>> begin Records provided

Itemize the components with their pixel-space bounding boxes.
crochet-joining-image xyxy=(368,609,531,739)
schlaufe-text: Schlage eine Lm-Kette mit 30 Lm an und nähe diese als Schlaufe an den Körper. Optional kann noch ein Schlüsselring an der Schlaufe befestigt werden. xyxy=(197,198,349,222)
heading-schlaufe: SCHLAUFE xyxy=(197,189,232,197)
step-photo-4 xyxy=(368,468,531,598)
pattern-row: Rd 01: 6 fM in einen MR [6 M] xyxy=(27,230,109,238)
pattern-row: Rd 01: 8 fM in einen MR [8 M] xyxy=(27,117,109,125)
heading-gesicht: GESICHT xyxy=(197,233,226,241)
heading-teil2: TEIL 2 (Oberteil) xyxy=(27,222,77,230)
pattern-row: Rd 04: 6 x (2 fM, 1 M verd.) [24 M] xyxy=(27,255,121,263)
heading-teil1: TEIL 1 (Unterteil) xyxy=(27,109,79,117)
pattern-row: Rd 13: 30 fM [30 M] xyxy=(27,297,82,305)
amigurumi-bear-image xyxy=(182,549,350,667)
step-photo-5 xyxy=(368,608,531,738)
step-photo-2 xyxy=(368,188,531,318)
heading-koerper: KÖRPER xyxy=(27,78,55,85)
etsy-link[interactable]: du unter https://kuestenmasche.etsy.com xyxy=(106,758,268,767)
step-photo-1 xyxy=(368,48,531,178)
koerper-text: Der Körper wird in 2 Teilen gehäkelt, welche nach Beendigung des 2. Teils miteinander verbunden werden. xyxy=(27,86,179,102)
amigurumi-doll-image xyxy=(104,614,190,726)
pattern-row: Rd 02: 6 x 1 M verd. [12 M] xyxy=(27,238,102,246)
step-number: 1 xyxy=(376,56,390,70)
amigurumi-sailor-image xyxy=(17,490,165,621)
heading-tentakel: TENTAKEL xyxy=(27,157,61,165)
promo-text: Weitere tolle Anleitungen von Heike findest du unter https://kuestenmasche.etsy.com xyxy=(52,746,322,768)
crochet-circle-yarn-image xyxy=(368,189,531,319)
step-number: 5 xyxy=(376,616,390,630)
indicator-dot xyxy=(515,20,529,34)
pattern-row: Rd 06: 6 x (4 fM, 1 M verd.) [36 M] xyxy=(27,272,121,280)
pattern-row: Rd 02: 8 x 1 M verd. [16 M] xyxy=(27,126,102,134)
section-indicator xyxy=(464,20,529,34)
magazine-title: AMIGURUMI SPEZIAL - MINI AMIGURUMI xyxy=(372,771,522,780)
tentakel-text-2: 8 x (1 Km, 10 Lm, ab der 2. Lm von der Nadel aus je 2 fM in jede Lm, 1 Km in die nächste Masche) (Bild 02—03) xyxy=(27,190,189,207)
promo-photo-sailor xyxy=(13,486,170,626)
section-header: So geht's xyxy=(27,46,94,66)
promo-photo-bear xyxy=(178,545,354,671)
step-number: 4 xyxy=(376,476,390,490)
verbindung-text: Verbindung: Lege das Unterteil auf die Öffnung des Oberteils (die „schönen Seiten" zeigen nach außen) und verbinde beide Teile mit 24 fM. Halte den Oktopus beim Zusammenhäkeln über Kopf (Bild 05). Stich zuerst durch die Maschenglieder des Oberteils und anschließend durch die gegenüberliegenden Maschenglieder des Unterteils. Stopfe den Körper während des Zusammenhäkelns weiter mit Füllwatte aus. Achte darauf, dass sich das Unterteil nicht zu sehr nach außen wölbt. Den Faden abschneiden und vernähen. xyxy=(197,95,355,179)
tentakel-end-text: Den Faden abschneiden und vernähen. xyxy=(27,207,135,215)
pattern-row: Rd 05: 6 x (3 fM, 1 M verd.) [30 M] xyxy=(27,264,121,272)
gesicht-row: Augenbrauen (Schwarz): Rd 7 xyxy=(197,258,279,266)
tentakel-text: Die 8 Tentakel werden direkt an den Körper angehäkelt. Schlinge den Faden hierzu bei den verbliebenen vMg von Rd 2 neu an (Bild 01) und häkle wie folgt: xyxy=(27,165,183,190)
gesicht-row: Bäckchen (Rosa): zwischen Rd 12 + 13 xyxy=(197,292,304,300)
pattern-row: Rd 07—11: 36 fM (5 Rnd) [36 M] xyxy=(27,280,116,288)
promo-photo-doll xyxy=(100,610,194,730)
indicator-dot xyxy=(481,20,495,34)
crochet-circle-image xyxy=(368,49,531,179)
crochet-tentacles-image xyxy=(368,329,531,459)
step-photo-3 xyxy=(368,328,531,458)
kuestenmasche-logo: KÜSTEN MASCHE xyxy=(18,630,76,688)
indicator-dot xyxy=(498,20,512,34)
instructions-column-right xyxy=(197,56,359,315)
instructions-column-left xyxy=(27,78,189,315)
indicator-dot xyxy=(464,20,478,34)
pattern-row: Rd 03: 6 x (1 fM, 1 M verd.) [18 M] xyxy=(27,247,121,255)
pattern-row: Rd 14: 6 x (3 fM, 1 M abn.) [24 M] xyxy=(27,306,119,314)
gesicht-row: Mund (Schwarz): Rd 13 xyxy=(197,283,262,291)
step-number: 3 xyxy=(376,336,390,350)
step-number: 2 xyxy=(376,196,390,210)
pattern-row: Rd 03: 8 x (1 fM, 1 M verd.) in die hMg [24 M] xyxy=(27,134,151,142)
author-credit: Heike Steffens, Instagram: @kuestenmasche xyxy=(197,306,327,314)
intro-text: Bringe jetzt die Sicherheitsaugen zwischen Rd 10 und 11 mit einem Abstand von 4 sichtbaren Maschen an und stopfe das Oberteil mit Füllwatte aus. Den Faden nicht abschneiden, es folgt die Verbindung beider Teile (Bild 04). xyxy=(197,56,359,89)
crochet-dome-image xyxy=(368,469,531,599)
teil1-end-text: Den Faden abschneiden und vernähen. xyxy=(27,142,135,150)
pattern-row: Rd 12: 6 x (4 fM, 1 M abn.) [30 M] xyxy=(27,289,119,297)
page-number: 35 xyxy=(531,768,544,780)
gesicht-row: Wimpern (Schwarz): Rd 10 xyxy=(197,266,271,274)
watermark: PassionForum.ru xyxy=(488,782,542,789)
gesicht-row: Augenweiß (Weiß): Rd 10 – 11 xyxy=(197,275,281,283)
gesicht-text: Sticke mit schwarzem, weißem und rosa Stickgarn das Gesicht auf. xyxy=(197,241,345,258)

>> end Records provided

*Required task*.
Could you write out the whole listing above, with every line unchanged and in its original order?

*Output*.
Itemize the components with their pixel-space bounding boxes.
crochet-joining-image xyxy=(368,609,531,739)
schlaufe-text: Schlage eine Lm-Kette mit 30 Lm an und nähe diese als Schlaufe an den Körper. Optional kann noch ein Schlüsselring an der Schlaufe befestigt werden. xyxy=(197,198,349,222)
heading-schlaufe: SCHLAUFE xyxy=(197,189,232,197)
step-photo-4 xyxy=(368,468,531,598)
pattern-row: Rd 01: 6 fM in einen MR [6 M] xyxy=(27,230,109,238)
pattern-row: Rd 01: 8 fM in einen MR [8 M] xyxy=(27,117,109,125)
heading-gesicht: GESICHT xyxy=(197,233,226,241)
heading-teil2: TEIL 2 (Oberteil) xyxy=(27,222,77,230)
pattern-row: Rd 04: 6 x (2 fM, 1 M verd.) [24 M] xyxy=(27,255,121,263)
heading-teil1: TEIL 1 (Unterteil) xyxy=(27,109,79,117)
pattern-row: Rd 13: 30 fM [30 M] xyxy=(27,297,82,305)
amigurumi-bear-image xyxy=(182,549,350,667)
step-photo-5 xyxy=(368,608,531,738)
step-photo-2 xyxy=(368,188,531,318)
heading-koerper: KÖRPER xyxy=(27,78,55,85)
etsy-link[interactable]: du unter https://kuestenmasche.etsy.com xyxy=(106,758,268,767)
step-photo-1 xyxy=(368,48,531,178)
koerper-text: Der Körper wird in 2 Teilen gehäkelt, welche nach Beendigung des 2. Teils miteinander verbunden werden. xyxy=(27,86,179,102)
amigurumi-doll-image xyxy=(104,614,190,726)
pattern-row: Rd 02: 6 x 1 M verd. [12 M] xyxy=(27,238,102,246)
step-number: 1 xyxy=(376,56,390,70)
amigurumi-sailor-image xyxy=(17,490,165,621)
heading-tentakel: TENTAKEL xyxy=(27,157,61,165)
promo-text: Weitere tolle Anleitungen von Heike findest du unter https://kuestenmasche.etsy.com xyxy=(52,746,322,768)
crochet-circle-yarn-image xyxy=(368,189,531,319)
step-number: 5 xyxy=(376,616,390,630)
indicator-dot xyxy=(515,20,529,34)
pattern-row: Rd 06: 6 x (4 fM, 1 M verd.) [36 M] xyxy=(27,272,121,280)
pattern-row: Rd 02: 8 x 1 M verd. [16 M] xyxy=(27,126,102,134)
section-indicator xyxy=(464,20,529,34)
magazine-title: AMIGURUMI SPEZIAL - MINI AMIGURUMI xyxy=(372,771,522,780)
tentakel-text-2: 8 x (1 Km, 10 Lm, ab der 2. Lm von der Nadel aus je 2 fM in jede Lm, 1 Km in die nächste Masche) (Bild 02—03) xyxy=(27,190,189,207)
promo-photo-sailor xyxy=(13,486,170,626)
section-header: So geht's xyxy=(27,46,94,66)
promo-photo-bear xyxy=(178,545,354,671)
step-number: 4 xyxy=(376,476,390,490)
verbindung-text: Verbindung: Lege das Unterteil auf die Öffnung des Oberteils (die „schönen Seiten" zeigen nach außen) und verbinde beide Teile mit 24 fM. Halte den Oktopus beim Zusammenhäkeln über Kopf (Bild 05). Stich zuerst durch die Maschenglieder des Oberteils und anschließend durch die gegenüberliegenden Maschenglieder des Unterteils. Stopfe den Körper während des Zusammenhäkelns weiter mit Füllwatte aus. Achte darauf, dass sich das Unterteil nicht zu sehr nach außen wölbt. Den Faden abschneiden und vernähen. xyxy=(197,95,355,179)
tentakel-end-text: Den Faden abschneiden und vernähen. xyxy=(27,207,135,215)
pattern-row: Rd 05: 6 x (3 fM, 1 M verd.) [30 M] xyxy=(27,264,121,272)
gesicht-row: Augenbrauen (Schwarz): Rd 7 xyxy=(197,258,279,266)
tentakel-text: Die 8 Tentakel werden direkt an den Körper angehäkelt. Schlinge den Faden hierzu bei den verbliebenen vMg von Rd 2 neu an (Bild 01) und häkle wie folgt: xyxy=(27,165,183,190)
gesicht-row: Bäckchen (Rosa): zwischen Rd 12 + 13 xyxy=(197,292,304,300)
pattern-row: Rd 07—11: 36 fM (5 Rnd) [36 M] xyxy=(27,280,116,288)
promo-photo-doll xyxy=(100,610,194,730)
indicator-dot xyxy=(481,20,495,34)
crochet-circle-image xyxy=(368,49,531,179)
crochet-tentacles-image xyxy=(368,329,531,459)
step-photo-3 xyxy=(368,328,531,458)
kuestenmasche-logo: KÜSTEN MASCHE xyxy=(18,630,76,688)
indicator-dot xyxy=(498,20,512,34)
instructions-column-right xyxy=(197,56,359,315)
instructions-column-left xyxy=(27,78,189,315)
indicator-dot xyxy=(464,20,478,34)
pattern-row: Rd 03: 6 x (1 fM, 1 M verd.) [18 M] xyxy=(27,247,121,255)
pattern-row: Rd 14: 6 x (3 fM, 1 M abn.) [24 M] xyxy=(27,306,119,314)
gesicht-row: Mund (Schwarz): Rd 13 xyxy=(197,283,262,291)
step-number: 3 xyxy=(376,336,390,350)
step-number: 2 xyxy=(376,196,390,210)
pattern-row: Rd 03: 8 x (1 fM, 1 M verd.) in die hMg [24 M] xyxy=(27,134,151,142)
author-credit: Heike Steffens, Instagram: @kuestenmasche xyxy=(197,306,327,314)
intro-text: Bringe jetzt die Sicherheitsaugen zwischen Rd 10 und 11 mit einem Abstand von 4 sichtbaren Maschen an und stopfe das Oberteil mit Füllwatte aus. Den Faden nicht abschneiden, es folgt die Verbindung beider Teile (Bild 04). xyxy=(197,56,359,89)
crochet-dome-image xyxy=(368,469,531,599)
teil1-end-text: Den Faden abschneiden und vernähen. xyxy=(27,142,135,150)
pattern-row: Rd 12: 6 x (4 fM, 1 M abn.) [30 M] xyxy=(27,289,119,297)
page-number: 35 xyxy=(531,768,544,780)
gesicht-row: Wimpern (Schwarz): Rd 10 xyxy=(197,266,271,274)
watermark: PassionForum.ru xyxy=(488,782,542,789)
gesicht-row: Augenweiß (Weiß): Rd 10 – 11 xyxy=(197,275,281,283)
gesicht-text: Sticke mit schwarzem, weißem und rosa Stickgarn das Gesicht auf. xyxy=(197,241,345,258)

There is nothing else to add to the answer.